** What needs to be done **
Restate the data exactly as given and keep the pictures out.

** Task material **
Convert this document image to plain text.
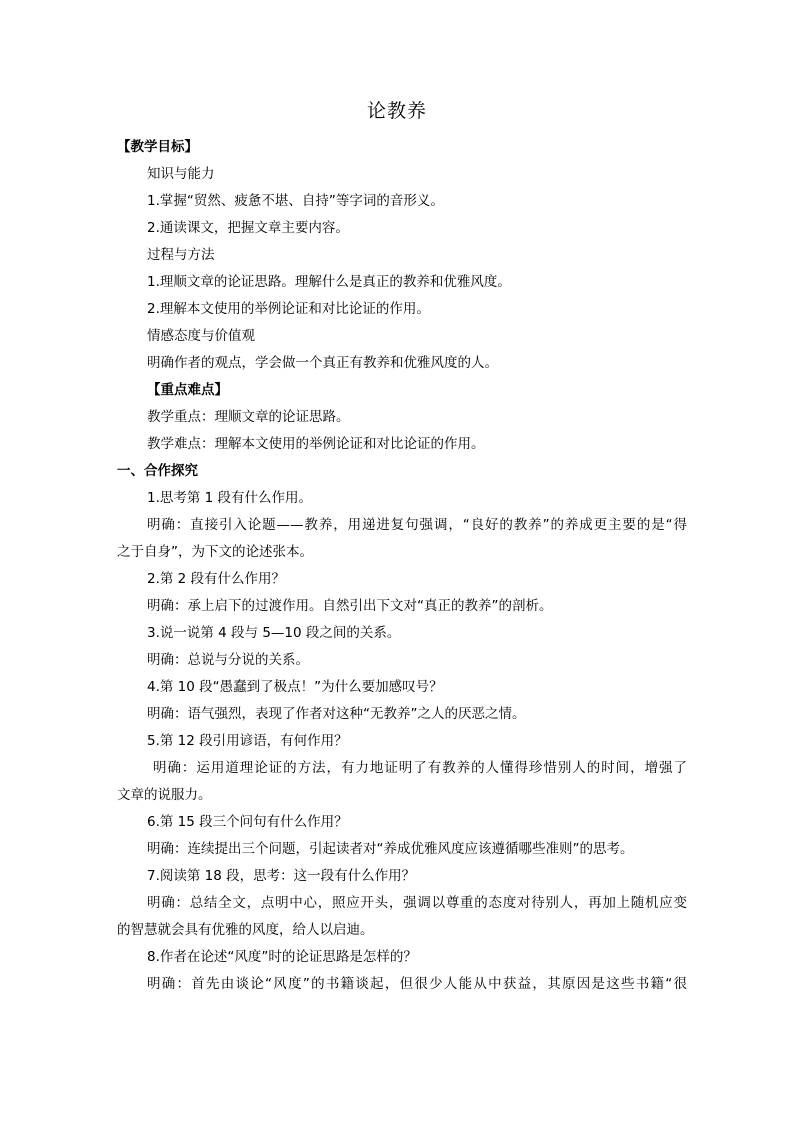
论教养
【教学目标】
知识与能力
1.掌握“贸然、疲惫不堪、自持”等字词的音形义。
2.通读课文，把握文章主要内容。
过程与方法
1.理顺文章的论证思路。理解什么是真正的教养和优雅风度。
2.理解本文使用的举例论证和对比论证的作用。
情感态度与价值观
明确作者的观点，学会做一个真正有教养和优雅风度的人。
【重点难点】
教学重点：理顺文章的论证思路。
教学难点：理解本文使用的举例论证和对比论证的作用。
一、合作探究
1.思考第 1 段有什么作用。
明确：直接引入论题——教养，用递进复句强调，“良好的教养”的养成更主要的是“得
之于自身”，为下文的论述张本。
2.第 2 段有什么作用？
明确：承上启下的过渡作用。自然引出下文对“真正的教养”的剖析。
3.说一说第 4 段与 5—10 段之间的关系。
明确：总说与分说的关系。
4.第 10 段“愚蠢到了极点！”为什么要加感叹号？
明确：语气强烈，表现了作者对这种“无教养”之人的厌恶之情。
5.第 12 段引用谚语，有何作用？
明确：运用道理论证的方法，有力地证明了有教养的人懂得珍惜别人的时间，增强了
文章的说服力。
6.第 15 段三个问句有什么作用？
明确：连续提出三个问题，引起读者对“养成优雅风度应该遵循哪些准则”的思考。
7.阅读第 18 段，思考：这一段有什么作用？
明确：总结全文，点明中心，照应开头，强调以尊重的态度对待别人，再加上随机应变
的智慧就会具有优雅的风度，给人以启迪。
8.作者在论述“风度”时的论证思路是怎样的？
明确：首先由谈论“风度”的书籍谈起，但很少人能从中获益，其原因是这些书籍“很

** Answer to the task **
Convert this document image to plain text.
论教养
【教学目标】
知识与能力
1.掌握“贸然、疲惫不堪、自持”等字词的音形义。
2.通读课文，把握文章主要内容。
过程与方法
1.理顺文章的论证思路。理解什么是真正的教养和优雅风度。
2.理解本文使用的举例论证和对比论证的作用。
情感态度与价值观
明确作者的观点，学会做一个真正有教养和优雅风度的人。
【重点难点】
教学重点：理顺文章的论证思路。
教学难点：理解本文使用的举例论证和对比论证的作用。
一、合作探究
1.思考第 1 段有什么作用。
明确：直接引入论题——教养，用递进复句强调，“良好的教养”的养成更主要的是“得
之于自身”，为下文的论述张本。
2.第 2 段有什么作用？
明确：承上启下的过渡作用。自然引出下文对“真正的教养”的剖析。
3.说一说第 4 段与 5—10 段之间的关系。
明确：总说与分说的关系。
4.第 10 段“愚蠢到了极点！”为什么要加感叹号？
明确：语气强烈，表现了作者对这种“无教养”之人的厌恶之情。
5.第 12 段引用谚语，有何作用？
明确：运用道理论证的方法，有力地证明了有教养的人懂得珍惜别人的时间，增强了
文章的说服力。
6.第 15 段三个问句有什么作用？
明确：连续提出三个问题，引起读者对“养成优雅风度应该遵循哪些准则”的思考。
7.阅读第 18 段，思考：这一段有什么作用？
明确：总结全文，点明中心，照应开头，强调以尊重的态度对待别人，再加上随机应变
的智慧就会具有优雅的风度，给人以启迪。
8.作者在论述“风度”时的论证思路是怎样的？
明确：首先由谈论“风度”的书籍谈起，但很少人能从中获益，其原因是这些书籍“很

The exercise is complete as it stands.